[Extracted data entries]
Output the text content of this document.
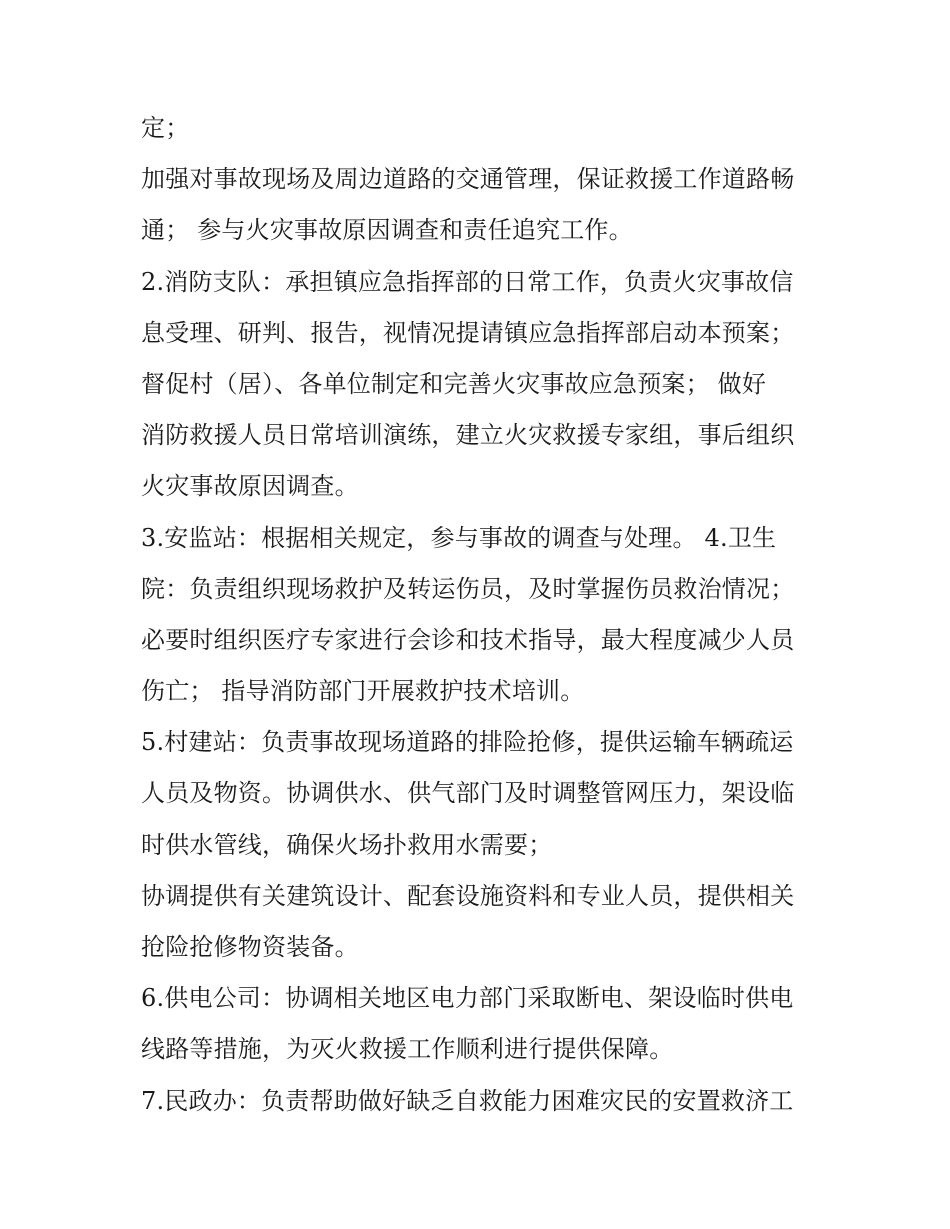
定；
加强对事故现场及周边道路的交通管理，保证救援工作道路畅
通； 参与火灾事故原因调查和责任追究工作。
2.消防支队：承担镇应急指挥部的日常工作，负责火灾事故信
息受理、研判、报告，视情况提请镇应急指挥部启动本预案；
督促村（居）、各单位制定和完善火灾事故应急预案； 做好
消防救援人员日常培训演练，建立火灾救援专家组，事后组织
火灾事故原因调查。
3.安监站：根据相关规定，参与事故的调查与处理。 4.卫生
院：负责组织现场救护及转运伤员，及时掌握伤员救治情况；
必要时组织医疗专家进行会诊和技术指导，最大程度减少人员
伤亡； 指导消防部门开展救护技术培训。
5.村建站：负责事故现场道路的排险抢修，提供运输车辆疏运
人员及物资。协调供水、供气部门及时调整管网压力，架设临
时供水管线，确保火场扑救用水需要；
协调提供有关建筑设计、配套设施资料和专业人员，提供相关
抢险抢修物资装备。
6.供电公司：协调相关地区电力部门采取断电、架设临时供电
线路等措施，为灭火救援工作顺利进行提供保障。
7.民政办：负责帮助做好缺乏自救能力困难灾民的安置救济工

**Written instruction:**
Restate each of the entries above word for word and skip every image.

**Solution for this task:**
Output the text content of this document.
定；
加强对事故现场及周边道路的交通管理，保证救援工作道路畅
通； 参与火灾事故原因调查和责任追究工作。
2.消防支队：承担镇应急指挥部的日常工作，负责火灾事故信
息受理、研判、报告，视情况提请镇应急指挥部启动本预案；
督促村（居）、各单位制定和完善火灾事故应急预案； 做好
消防救援人员日常培训演练，建立火灾救援专家组，事后组织
火灾事故原因调查。
3.安监站：根据相关规定，参与事故的调查与处理。 4.卫生
院：负责组织现场救护及转运伤员，及时掌握伤员救治情况；
必要时组织医疗专家进行会诊和技术指导，最大程度减少人员
伤亡； 指导消防部门开展救护技术培训。
5.村建站：负责事故现场道路的排险抢修，提供运输车辆疏运
人员及物资。协调供水、供气部门及时调整管网压力，架设临
时供水管线，确保火场扑救用水需要；
协调提供有关建筑设计、配套设施资料和专业人员，提供相关
抢险抢修物资装备。
6.供电公司：协调相关地区电力部门采取断电、架设临时供电
线路等措施，为灭火救援工作顺利进行提供保障。
7.民政办：负责帮助做好缺乏自救能力困难灾民的安置救济工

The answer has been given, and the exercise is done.